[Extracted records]
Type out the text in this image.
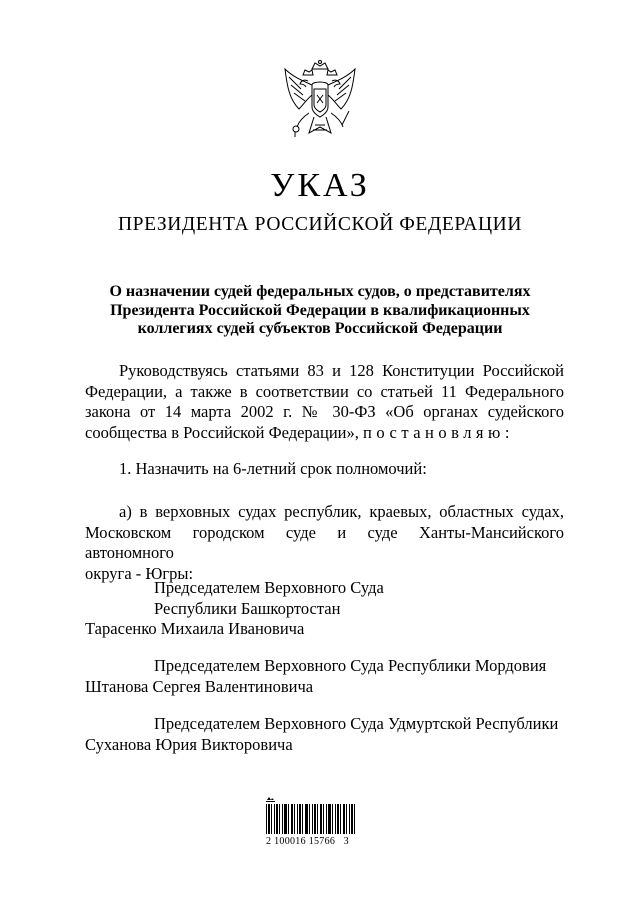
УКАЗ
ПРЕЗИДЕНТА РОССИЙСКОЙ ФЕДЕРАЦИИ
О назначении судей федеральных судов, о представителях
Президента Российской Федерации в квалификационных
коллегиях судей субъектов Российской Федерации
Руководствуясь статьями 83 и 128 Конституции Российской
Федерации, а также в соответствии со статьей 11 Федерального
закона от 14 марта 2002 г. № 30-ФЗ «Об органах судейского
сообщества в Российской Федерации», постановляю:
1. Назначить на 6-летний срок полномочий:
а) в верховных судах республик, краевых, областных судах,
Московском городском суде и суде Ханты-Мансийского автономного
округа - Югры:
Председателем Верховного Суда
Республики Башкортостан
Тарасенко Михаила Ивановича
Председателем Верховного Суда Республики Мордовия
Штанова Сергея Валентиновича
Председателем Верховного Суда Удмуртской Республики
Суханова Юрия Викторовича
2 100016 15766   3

==

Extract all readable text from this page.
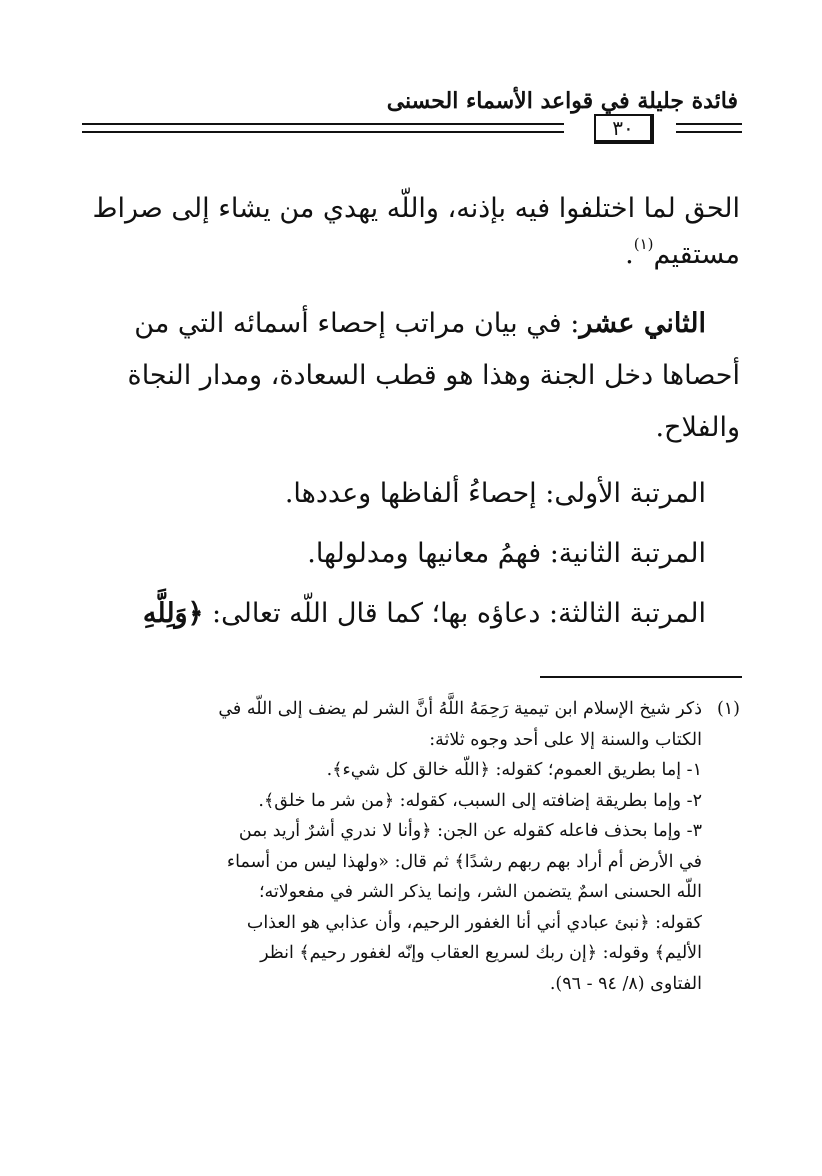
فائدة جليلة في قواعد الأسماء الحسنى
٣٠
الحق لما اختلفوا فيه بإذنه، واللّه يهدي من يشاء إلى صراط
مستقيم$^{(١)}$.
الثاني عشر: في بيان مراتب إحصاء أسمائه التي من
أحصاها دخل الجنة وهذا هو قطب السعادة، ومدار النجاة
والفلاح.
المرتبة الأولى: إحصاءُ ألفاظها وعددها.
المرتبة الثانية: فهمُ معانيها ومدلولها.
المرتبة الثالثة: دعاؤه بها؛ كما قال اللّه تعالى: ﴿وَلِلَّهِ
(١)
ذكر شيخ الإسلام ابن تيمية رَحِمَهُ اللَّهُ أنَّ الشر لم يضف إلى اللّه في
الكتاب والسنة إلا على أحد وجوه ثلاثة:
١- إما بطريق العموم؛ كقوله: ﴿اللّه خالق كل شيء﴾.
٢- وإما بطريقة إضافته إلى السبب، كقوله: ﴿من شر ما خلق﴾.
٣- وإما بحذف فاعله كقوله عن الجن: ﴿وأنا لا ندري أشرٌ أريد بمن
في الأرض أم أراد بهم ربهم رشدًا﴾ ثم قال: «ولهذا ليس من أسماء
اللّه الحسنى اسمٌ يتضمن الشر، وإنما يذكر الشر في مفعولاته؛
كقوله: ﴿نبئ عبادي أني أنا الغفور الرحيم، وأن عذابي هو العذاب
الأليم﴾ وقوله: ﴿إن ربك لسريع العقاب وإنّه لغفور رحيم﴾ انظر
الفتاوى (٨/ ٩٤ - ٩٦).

--

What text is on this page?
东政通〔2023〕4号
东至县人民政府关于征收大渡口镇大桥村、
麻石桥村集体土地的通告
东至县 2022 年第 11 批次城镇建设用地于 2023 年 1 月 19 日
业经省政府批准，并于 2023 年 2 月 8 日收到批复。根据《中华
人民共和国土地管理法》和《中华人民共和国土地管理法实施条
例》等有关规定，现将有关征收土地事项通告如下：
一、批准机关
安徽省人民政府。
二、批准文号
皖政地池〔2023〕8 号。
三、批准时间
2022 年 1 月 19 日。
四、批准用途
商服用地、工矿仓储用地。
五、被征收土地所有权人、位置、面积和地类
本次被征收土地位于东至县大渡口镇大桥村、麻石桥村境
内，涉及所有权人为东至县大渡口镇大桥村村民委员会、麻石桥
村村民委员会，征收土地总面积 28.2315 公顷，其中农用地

_WHAT TO DO_. Write out every line from the entries where "text" appears.

_REPLY_.
Type out the text in this image.
Extract all readable text from this page.
What text is on this page?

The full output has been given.